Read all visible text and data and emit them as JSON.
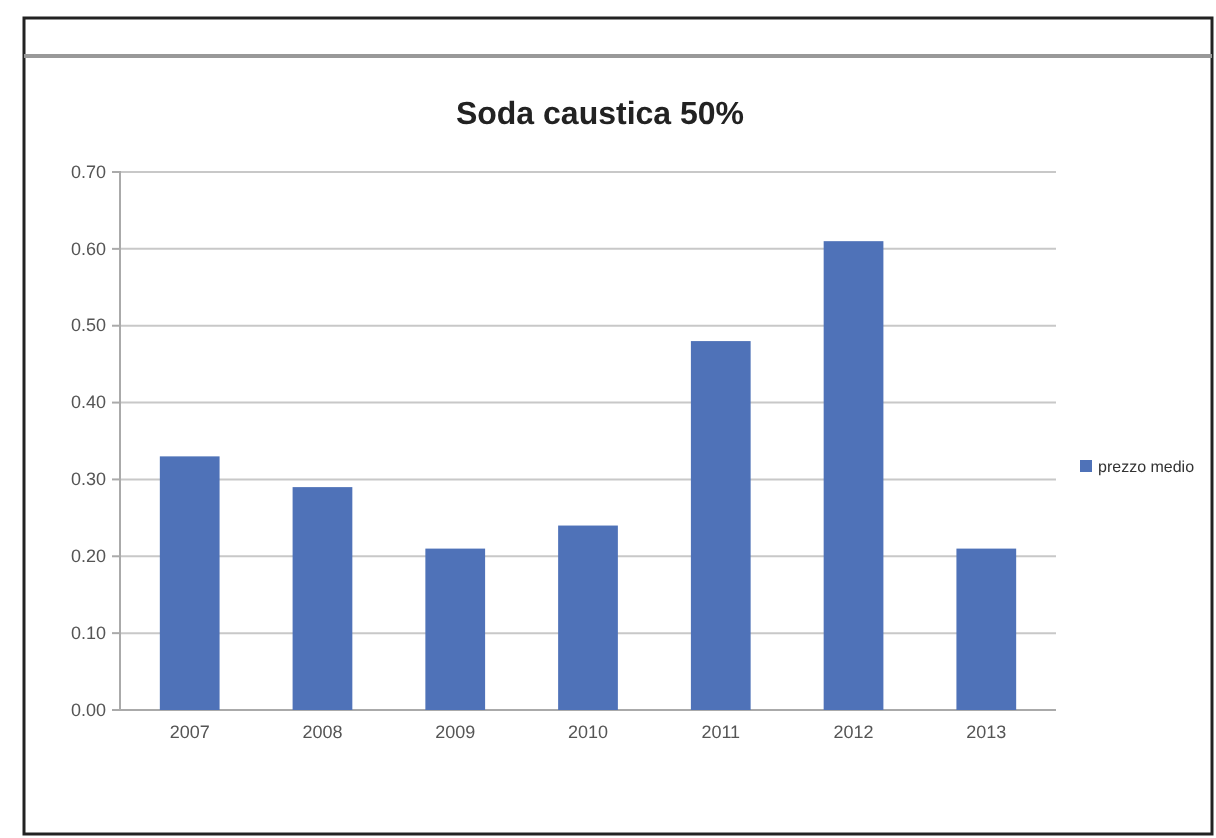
{
  "chart_data": {
    "type": "bar",
    "title": "Soda caustica 50%",
    "categories": [
      "2007",
      "2008",
      "2009",
      "2010",
      "2011",
      "2012",
      "2013"
    ],
    "series": [
      {
        "name": "prezzo medio",
        "color": "#4f72b8",
        "values": [
          0.33,
          0.29,
          0.21,
          0.24,
          0.48,
          0.61,
          0.21
        ]
      }
    ],
    "ylim": [
      0,
      0.7
    ],
    "yticks": [
      {
        "value": 0,
        "label": "0.00"
      },
      {
        "value": 0.1,
        "label": "0.10"
      },
      {
        "value": 0.2,
        "label": "0.20"
      },
      {
        "value": 0.3,
        "label": "0.30"
      },
      {
        "value": 0.4,
        "label": "0.40"
      },
      {
        "value": 0.5,
        "label": "0.50"
      },
      {
        "value": 0.6,
        "label": "0.60"
      },
      {
        "value": 0.7,
        "label": "0.70"
      }
    ],
    "grid": "y",
    "legend": "right"
  }
}
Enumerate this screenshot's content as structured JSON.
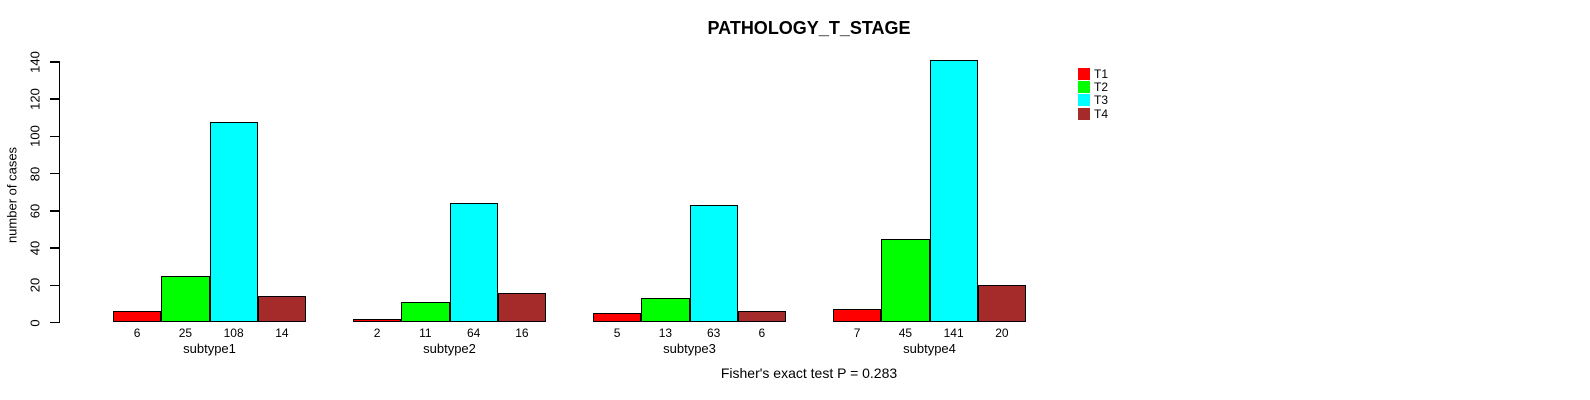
{
  "chart_data": {
    "type": "bar",
    "title": "PATHOLOGY_T_STAGE",
    "xlabel": "",
    "ylabel": "number of cases",
    "categories": [
      "subtype1",
      "subtype2",
      "subtype3",
      "subtype4"
    ],
    "series": [
      {
        "name": "T1",
        "color": "#ff0000",
        "values": [
          6,
          2,
          5,
          7
        ]
      },
      {
        "name": "T2",
        "color": "#00ff00",
        "values": [
          25,
          11,
          13,
          45
        ]
      },
      {
        "name": "T3",
        "color": "#00ffff",
        "values": [
          108,
          64,
          63,
          141
        ]
      },
      {
        "name": "T4",
        "color": "#a52a2a",
        "values": [
          14,
          16,
          6,
          20
        ]
      }
    ],
    "ylim": [
      0,
      140
    ],
    "yticks": [
      0,
      20,
      40,
      60,
      80,
      100,
      120,
      140
    ],
    "grid": false,
    "legend_position": "top-right",
    "bar_value_labels": true,
    "annotation": "Fisher's exact test P = 0.283",
    "bar_border_color": "#000000",
    "text_color": "#000000",
    "background_color": "#ffffff"
  }
}
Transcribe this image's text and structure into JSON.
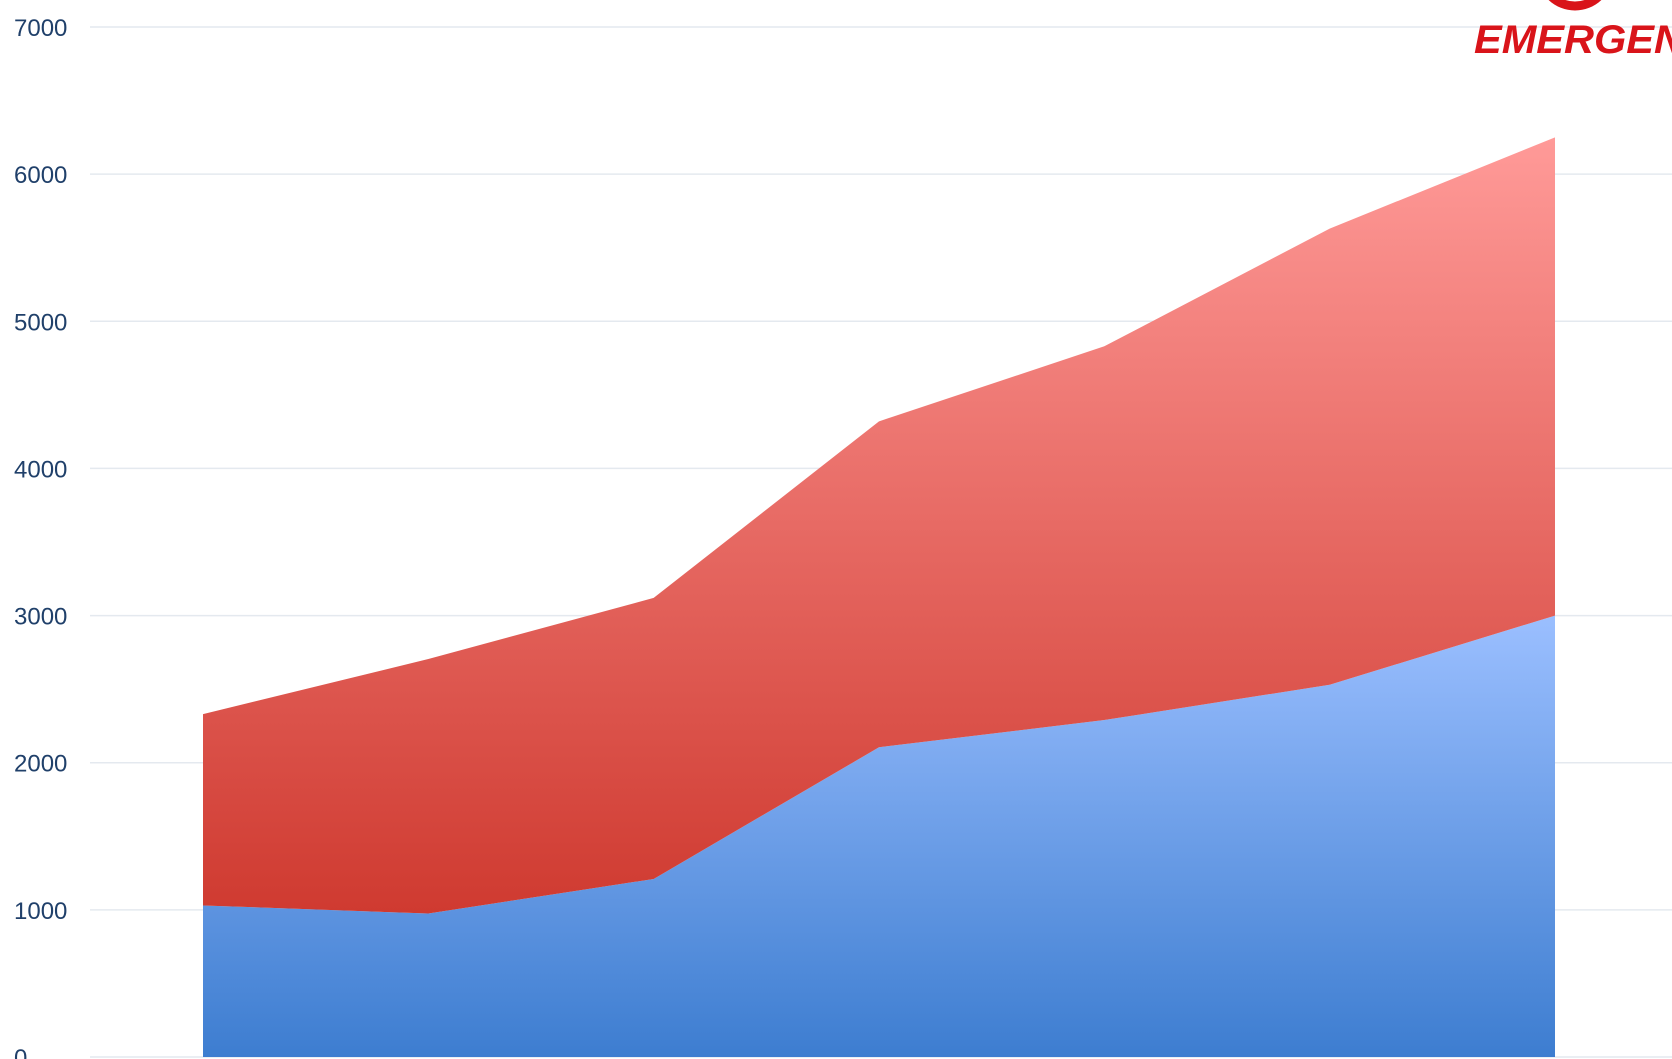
{
  "chart_data": {
    "type": "area",
    "stacked": true,
    "title": "",
    "xlabel": "",
    "ylabel": "",
    "ylim": [
      0,
      7000
    ],
    "yticks": [
      0,
      1000,
      2000,
      3000,
      4000,
      5000,
      6000,
      7000
    ],
    "grid": true,
    "x": [
      1,
      2,
      3,
      4,
      5,
      6,
      7
    ],
    "series": [
      {
        "values": [
          1030,
          975,
          1210,
          2105,
          2290,
          2530,
          3000
        ],
        "color_top": "#9bbfff",
        "color_bottom": "#3d7dd0"
      },
      {
        "values": [
          1300,
          1730,
          1910,
          2215,
          2540,
          3100,
          3250
        ],
        "color_top": "#ff9a98",
        "color_bottom": "#cf3a30"
      }
    ]
  },
  "logo": {
    "text": "EMERGEN",
    "color": "#d9141a"
  }
}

### STATED PROBLEM
Repeat all of the entries word for word, but omit the pictures.

### THE COMPLETED TASK
Read all visible text and data and emit them as JSON.
{
  "chart_data": {
    "type": "bar",
    "title": "Soda caustica 50%",
    "categories": [
      "2007",
      "2008",
      "2009",
      "2010",
      "2011",
      "2012",
      "2013"
    ],
    "series": [
      {
        "name": "prezzo medio",
        "color": "#4f72b8",
        "values": [
          0.33,
          0.29,
          0.21,
          0.24,
          0.48,
          0.61,
          0.21
        ]
      }
    ],
    "ylim": [
      0,
      0.7
    ],
    "yticks": [
      {
        "value": 0,
        "label": "0.00"
      },
      {
        "value": 0.1,
        "label": "0.10"
      },
      {
        "value": 0.2,
        "label": "0.20"
      },
      {
        "value": 0.3,
        "label": "0.30"
      },
      {
        "value": 0.4,
        "label": "0.40"
      },
      {
        "value": 0.5,
        "label": "0.50"
      },
      {
        "value": 0.6,
        "label": "0.60"
      },
      {
        "value": 0.7,
        "label": "0.70"
      }
    ],
    "grid": "y",
    "legend": "right"
  }
}
Enumerate this screenshot's content as structured JSON.
{
  "chart_data": {
    "type": "bar",
    "title": "PATHOLOGY_T_STAGE",
    "xlabel": "",
    "ylabel": "number of cases",
    "categories": [
      "subtype1",
      "subtype2",
      "subtype3",
      "subtype4"
    ],
    "series": [
      {
        "name": "T1",
        "color": "#ff0000",
        "values": [
          6,
          2,
          5,
          7
        ]
      },
      {
        "name": "T2",
        "color": "#00ff00",
        "values": [
          25,
          11,
          13,
          45
        ]
      },
      {
        "name": "T3",
        "color": "#00ffff",
        "values": [
          108,
          64,
          63,
          141
        ]
      },
      {
        "name": "T4",
        "color": "#a52a2a",
        "values": [
          14,
          16,
          6,
          20
        ]
      }
    ],
    "ylim": [
      0,
      140
    ],
    "yticks": [
      0,
      20,
      40,
      60,
      80,
      100,
      120,
      140
    ],
    "grid": false,
    "legend_position": "top-right",
    "bar_value_labels": true,
    "annotation": "Fisher's exact test P = 0.283",
    "bar_border_color": "#000000",
    "text_color": "#000000",
    "background_color": "#ffffff"
  }
}
Transcribe this image's text and structure into JSON.
{
  "chart_data": {
    "type": "area",
    "stacked": true,
    "title": "",
    "xlabel": "",
    "ylabel": "",
    "ylim": [
      0,
      7000
    ],
    "yticks": [
      0,
      1000,
      2000,
      3000,
      4000,
      5000,
      6000,
      7000
    ],
    "grid": true,
    "x": [
      1,
      2,
      3,
      4,
      5,
      6,
      7
    ],
    "series": [
      {
        "values": [
          1030,
          975,
          1210,
          2105,
          2290,
          2530,
          3000
        ],
        "color_top": "#9bbfff",
        "color_bottom": "#3d7dd0"
      },
      {
        "values": [
          1300,
          1730,
          1910,
          2215,
          2540,
          3100,
          3250
        ],
        "color_top": "#ff9a98",
        "color_bottom": "#cf3a30"
      }
    ]
  },
  "logo": {
    "text": "EMERGEN",
    "color": "#d9141a"
  }
}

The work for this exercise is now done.